## Task goal
Restate the entries below verbatim.

## Recorded data
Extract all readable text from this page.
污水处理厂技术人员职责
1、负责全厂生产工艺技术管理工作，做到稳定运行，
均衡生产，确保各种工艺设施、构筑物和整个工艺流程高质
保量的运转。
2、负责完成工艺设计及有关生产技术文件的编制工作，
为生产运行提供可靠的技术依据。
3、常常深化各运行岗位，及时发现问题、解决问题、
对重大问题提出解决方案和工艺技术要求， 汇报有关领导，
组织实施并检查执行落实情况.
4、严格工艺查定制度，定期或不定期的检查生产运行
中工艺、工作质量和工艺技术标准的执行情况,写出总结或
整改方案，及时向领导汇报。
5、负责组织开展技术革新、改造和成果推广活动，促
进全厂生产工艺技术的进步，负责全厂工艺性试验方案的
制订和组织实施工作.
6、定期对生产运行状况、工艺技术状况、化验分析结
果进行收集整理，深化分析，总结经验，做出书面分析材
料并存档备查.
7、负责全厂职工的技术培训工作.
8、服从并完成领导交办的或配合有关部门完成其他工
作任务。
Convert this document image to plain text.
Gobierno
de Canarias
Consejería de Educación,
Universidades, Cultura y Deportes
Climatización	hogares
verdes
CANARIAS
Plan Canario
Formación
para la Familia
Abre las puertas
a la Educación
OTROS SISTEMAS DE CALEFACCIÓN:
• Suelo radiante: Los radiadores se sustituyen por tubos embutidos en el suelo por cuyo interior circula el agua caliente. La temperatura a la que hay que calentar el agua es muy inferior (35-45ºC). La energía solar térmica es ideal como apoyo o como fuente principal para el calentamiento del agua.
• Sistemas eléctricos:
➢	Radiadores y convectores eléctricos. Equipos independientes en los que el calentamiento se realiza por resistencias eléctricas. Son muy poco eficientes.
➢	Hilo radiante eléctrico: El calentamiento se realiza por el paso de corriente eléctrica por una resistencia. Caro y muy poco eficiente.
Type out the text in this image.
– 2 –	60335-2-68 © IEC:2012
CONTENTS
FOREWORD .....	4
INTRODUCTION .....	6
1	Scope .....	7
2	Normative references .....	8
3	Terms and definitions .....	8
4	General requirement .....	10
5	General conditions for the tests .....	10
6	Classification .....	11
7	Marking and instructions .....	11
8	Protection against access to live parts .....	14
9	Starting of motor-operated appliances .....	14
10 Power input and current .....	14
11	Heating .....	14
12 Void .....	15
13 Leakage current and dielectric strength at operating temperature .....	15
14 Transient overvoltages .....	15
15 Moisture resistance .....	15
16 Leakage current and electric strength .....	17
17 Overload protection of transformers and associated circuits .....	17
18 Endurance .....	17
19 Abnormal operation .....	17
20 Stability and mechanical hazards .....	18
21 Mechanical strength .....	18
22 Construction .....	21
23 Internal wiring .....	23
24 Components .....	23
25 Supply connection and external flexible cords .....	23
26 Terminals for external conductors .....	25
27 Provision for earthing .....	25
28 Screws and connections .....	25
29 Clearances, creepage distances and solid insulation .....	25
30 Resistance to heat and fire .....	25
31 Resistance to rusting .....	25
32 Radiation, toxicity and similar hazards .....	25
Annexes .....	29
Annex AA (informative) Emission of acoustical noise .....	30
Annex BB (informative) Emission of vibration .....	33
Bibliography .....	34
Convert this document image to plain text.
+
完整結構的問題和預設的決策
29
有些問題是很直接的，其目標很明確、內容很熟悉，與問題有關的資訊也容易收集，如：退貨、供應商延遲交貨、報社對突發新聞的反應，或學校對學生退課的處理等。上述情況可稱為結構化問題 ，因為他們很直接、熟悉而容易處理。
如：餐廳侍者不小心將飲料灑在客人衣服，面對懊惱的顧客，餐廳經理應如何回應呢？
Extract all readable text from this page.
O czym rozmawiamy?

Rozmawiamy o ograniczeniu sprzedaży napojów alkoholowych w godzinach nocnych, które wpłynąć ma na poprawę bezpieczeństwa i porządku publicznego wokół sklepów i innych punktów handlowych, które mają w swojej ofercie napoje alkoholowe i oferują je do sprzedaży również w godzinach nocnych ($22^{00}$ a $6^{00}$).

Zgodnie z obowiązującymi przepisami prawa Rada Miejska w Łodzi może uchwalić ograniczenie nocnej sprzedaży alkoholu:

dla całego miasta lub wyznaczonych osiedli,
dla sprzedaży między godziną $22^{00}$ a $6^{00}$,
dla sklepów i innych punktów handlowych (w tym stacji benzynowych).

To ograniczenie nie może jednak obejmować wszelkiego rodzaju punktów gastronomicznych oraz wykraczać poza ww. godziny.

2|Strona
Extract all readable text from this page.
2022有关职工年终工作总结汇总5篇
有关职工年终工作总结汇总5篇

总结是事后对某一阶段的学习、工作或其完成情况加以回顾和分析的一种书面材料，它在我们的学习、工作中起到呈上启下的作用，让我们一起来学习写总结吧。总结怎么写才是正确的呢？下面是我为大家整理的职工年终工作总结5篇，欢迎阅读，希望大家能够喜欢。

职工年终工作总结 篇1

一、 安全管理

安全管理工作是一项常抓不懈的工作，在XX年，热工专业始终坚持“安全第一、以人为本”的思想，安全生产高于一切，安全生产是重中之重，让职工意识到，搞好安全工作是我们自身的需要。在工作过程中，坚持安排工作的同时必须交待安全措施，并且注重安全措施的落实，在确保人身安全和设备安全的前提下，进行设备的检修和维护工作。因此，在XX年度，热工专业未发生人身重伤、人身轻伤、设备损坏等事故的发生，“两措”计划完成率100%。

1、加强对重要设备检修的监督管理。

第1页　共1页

## The completed task
Extract all readable text from this page.
污水处理厂技术人员职责
1、负责全厂生产工艺技术管理工作，做到稳定运行，
均衡生产，确保各种工艺设施、构筑物和整个工艺流程高质
保量的运转。
2、负责完成工艺设计及有关生产技术文件的编制工作，
为生产运行提供可靠的技术依据。
3、常常深化各运行岗位，及时发现问题、解决问题、
对重大问题提出解决方案和工艺技术要求， 汇报有关领导，
组织实施并检查执行落实情况.
4、严格工艺查定制度，定期或不定期的检查生产运行
中工艺、工作质量和工艺技术标准的执行情况,写出总结或
整改方案，及时向领导汇报。
5、负责组织开展技术革新、改造和成果推广活动，促
进全厂生产工艺技术的进步，负责全厂工艺性试验方案的
制订和组织实施工作.
6、定期对生产运行状况、工艺技术状况、化验分析结
果进行收集整理，深化分析，总结经验，做出书面分析材
料并存档备查.
7、负责全厂职工的技术培训工作.
8、服从并完成领导交办的或配合有关部门完成其他工
作任务。
Convert this document image to plain text.
Gobierno
de Canarias
Consejería de Educación,
Universidades, Cultura y Deportes
Climatización	hogares
verdes
CANARIAS
Plan Canario
Formación
para la Familia
Abre las puertas
a la Educación
OTROS SISTEMAS DE CALEFACCIÓN:
• Suelo radiante: Los radiadores se sustituyen por tubos embutidos en el suelo por cuyo interior circula el agua caliente. La temperatura a la que hay que calentar el agua es muy inferior (35-45ºC). La energía solar térmica es ideal como apoyo o como fuente principal para el calentamiento del agua.
• Sistemas eléctricos:
➢	Radiadores y convectores eléctricos. Equipos independientes en los que el calentamiento se realiza por resistencias eléctricas. Son muy poco eficientes.
➢	Hilo radiante eléctrico: El calentamiento se realiza por el paso de corriente eléctrica por una resistencia. Caro y muy poco eficiente.
Type out the text in this image.
– 2 –	60335-2-68 © IEC:2012
CONTENTS
FOREWORD .....	4
INTRODUCTION .....	6
1	Scope .....	7
2	Normative references .....	8
3	Terms and definitions .....	8
4	General requirement .....	10
5	General conditions for the tests .....	10
6	Classification .....	11
7	Marking and instructions .....	11
8	Protection against access to live parts .....	14
9	Starting of motor-operated appliances .....	14
10 Power input and current .....	14
11	Heating .....	14
12 Void .....	15
13 Leakage current and dielectric strength at operating temperature .....	15
14 Transient overvoltages .....	15
15 Moisture resistance .....	15
16 Leakage current and electric strength .....	17
17 Overload protection of transformers and associated circuits .....	17
18 Endurance .....	17
19 Abnormal operation .....	17
20 Stability and mechanical hazards .....	18
21 Mechanical strength .....	18
22 Construction .....	21
23 Internal wiring .....	23
24 Components .....	23
25 Supply connection and external flexible cords .....	23
26 Terminals for external conductors .....	25
27 Provision for earthing .....	25
28 Screws and connections .....	25
29 Clearances, creepage distances and solid insulation .....	25
30 Resistance to heat and fire .....	25
31 Resistance to rusting .....	25
32 Radiation, toxicity and similar hazards .....	25
Annexes .....	29
Annex AA (informative) Emission of acoustical noise .....	30
Annex BB (informative) Emission of vibration .....	33
Bibliography .....	34
Convert this document image to plain text.
+
完整結構的問題和預設的決策
29
有些問題是很直接的，其目標很明確、內容很熟悉，與問題有關的資訊也容易收集，如：退貨、供應商延遲交貨、報社對突發新聞的反應，或學校對學生退課的處理等。上述情況可稱為結構化問題 ，因為他們很直接、熟悉而容易處理。
如：餐廳侍者不小心將飲料灑在客人衣服，面對懊惱的顧客，餐廳經理應如何回應呢？
Extract all readable text from this page.
O czym rozmawiamy?

Rozmawiamy o ograniczeniu sprzedaży napojów alkoholowych w godzinach nocnych, które wpłynąć ma na poprawę bezpieczeństwa i porządku publicznego wokół sklepów i innych punktów handlowych, które mają w swojej ofercie napoje alkoholowe i oferują je do sprzedaży również w godzinach nocnych ($22^{00}$ a $6^{00}$).

Zgodnie z obowiązującymi przepisami prawa Rada Miejska w Łodzi może uchwalić ograniczenie nocnej sprzedaży alkoholu:

dla całego miasta lub wyznaczonych osiedli,
dla sprzedaży między godziną $22^{00}$ a $6^{00}$,
dla sklepów i innych punktów handlowych (w tym stacji benzynowych).

To ograniczenie nie może jednak obejmować wszelkiego rodzaju punktów gastronomicznych oraz wykraczać poza ww. godziny.

2|Strona
Extract all readable text from this page.
2022有关职工年终工作总结汇总5篇
有关职工年终工作总结汇总5篇

总结是事后对某一阶段的学习、工作或其完成情况加以回顾和分析的一种书面材料，它在我们的学习、工作中起到呈上启下的作用，让我们一起来学习写总结吧。总结怎么写才是正确的呢？下面是我为大家整理的职工年终工作总结5篇，欢迎阅读，希望大家能够喜欢。

职工年终工作总结 篇1

一、 安全管理

安全管理工作是一项常抓不懈的工作，在XX年，热工专业始终坚持“安全第一、以人为本”的思想，安全生产高于一切，安全生产是重中之重，让职工意识到，搞好安全工作是我们自身的需要。在工作过程中，坚持安排工作的同时必须交待安全措施，并且注重安全措施的落实，在确保人身安全和设备安全的前提下，进行设备的检修和维护工作。因此，在XX年度，热工专业未发生人身重伤、人身轻伤、设备损坏等事故的发生，“两措”计划完成率100%。

1、加强对重要设备检修的监督管理。

第1页　共1页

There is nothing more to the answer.